PROBLEM STATEMENT: Send each entry back exactly as given, pictures excluded.
## START PROVIDED INFORMATION
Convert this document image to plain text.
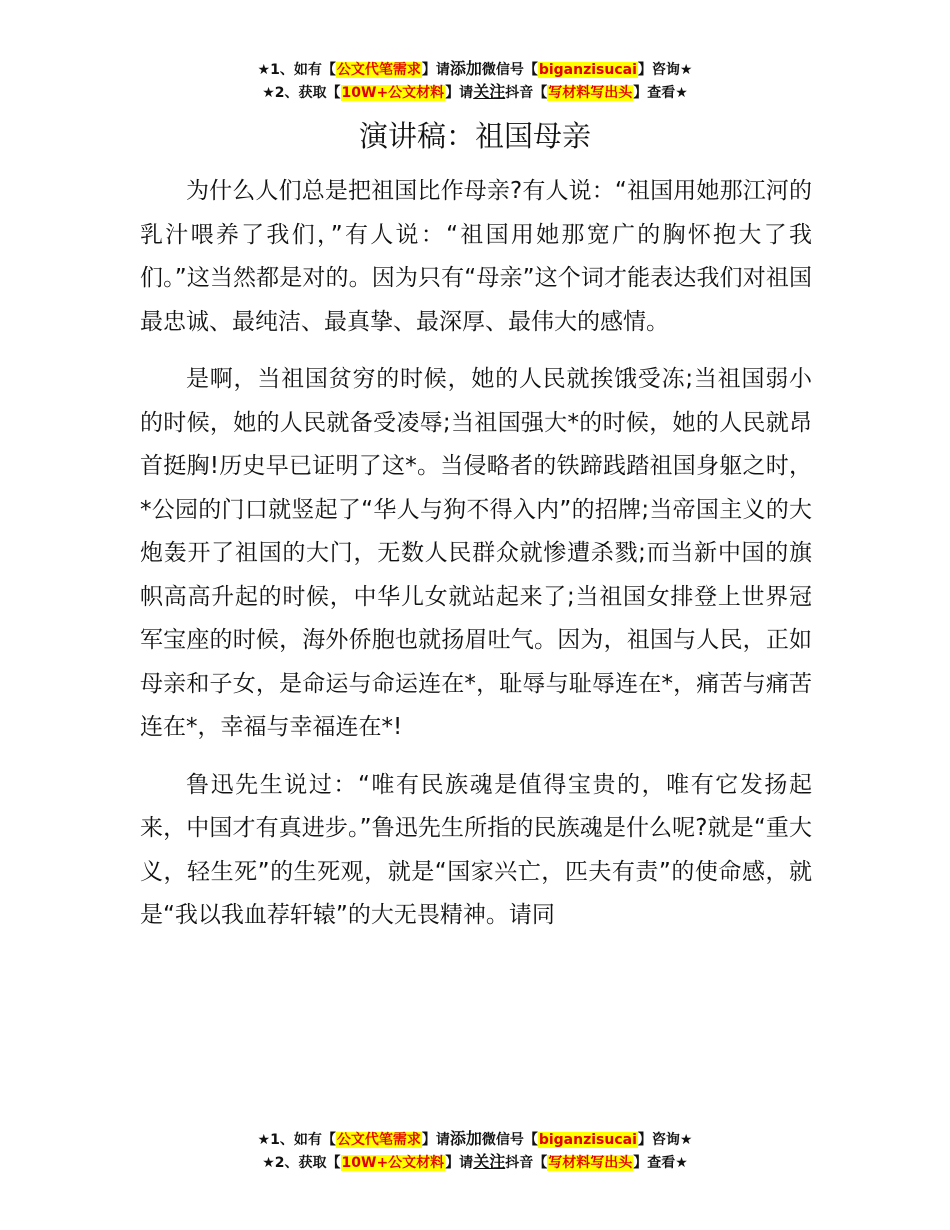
★1、如有【公文代笔需求】请添加微信号【biganzisucai】咨询★
★2、获取【10W+公文材料】请关注抖音【写材料写出头】查看★
演讲稿：祖国母亲

为什么人们总是把祖国比作母亲?有人说：“祖国用她那江河的乳汁喂养了我们，”有人说：“祖国用她那宽广的胸怀抱大了我们。”这当然都是对的。因为只有“母亲”这个词才能表达我们对祖国最忠诚、最纯洁、最真挚、最深厚、最伟大的感情。

是啊，当祖国贫穷的时候，她的人民就挨饿受冻;当祖国弱小的时候，她的人民就备受凌辱;当祖国强大*的时候，她的人民就昂首挺胸!历史早已证明了这*。当侵略者的铁蹄践踏祖国身躯之时，*公园的门口就竖起了“华人与狗不得入内”的招牌;当帝国主义的大炮轰开了祖国的大门，无数人民群众就惨遭杀戮;而当新中国的旗帜高高升起的时候，中华儿女就站起来了;当祖国女排登上世界冠军宝座的时候，海外侨胞也就扬眉吐气。因为，祖国与人民，正如母亲和子女，是命运与命运连在*，耻辱与耻辱连在*，痛苦与痛苦连在*，幸福与幸福连在*!

鲁迅先生说过：“唯有民族魂是值得宝贵的，唯有它发扬起来，中国才有真进步。”鲁迅先生所指的民族魂是什么呢?就是“重大义，轻生死”的生死观，就是“国家兴亡，匹夫有责”的使命感，就是“我以我血荐轩辕”的大无畏精神。请同

★1、如有【公文代笔需求】请添加微信号【biganzisucai】咨询★
★2、获取【10W+公文材料】请关注抖音【写材料写出头】查看★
## END PROVIDED INFORMATION
EXERCISE SOLUTION:
Convert this document image to plain text.
★1、如有【公文代笔需求】请添加微信号【biganzisucai】咨询★
★2、获取【10W+公文材料】请关注抖音【写材料写出头】查看★
演讲稿：祖国母亲

为什么人们总是把祖国比作母亲?有人说：“祖国用她那江河的乳汁喂养了我们，”有人说：“祖国用她那宽广的胸怀抱大了我们。”这当然都是对的。因为只有“母亲”这个词才能表达我们对祖国最忠诚、最纯洁、最真挚、最深厚、最伟大的感情。

是啊，当祖国贫穷的时候，她的人民就挨饿受冻;当祖国弱小的时候，她的人民就备受凌辱;当祖国强大*的时候，她的人民就昂首挺胸!历史早已证明了这*。当侵略者的铁蹄践踏祖国身躯之时，*公园的门口就竖起了“华人与狗不得入内”的招牌;当帝国主义的大炮轰开了祖国的大门，无数人民群众就惨遭杀戮;而当新中国的旗帜高高升起的时候，中华儿女就站起来了;当祖国女排登上世界冠军宝座的时候，海外侨胞也就扬眉吐气。因为，祖国与人民，正如母亲和子女，是命运与命运连在*，耻辱与耻辱连在*，痛苦与痛苦连在*，幸福与幸福连在*!

鲁迅先生说过：“唯有民族魂是值得宝贵的，唯有它发扬起来，中国才有真进步。”鲁迅先生所指的民族魂是什么呢?就是“重大义，轻生死”的生死观，就是“国家兴亡，匹夫有责”的使命感，就是“我以我血荐轩辕”的大无畏精神。请同

★1、如有【公文代笔需求】请添加微信号【biganzisucai】咨询★
★2、获取【10W+公文材料】请关注抖音【写材料写出头】查看★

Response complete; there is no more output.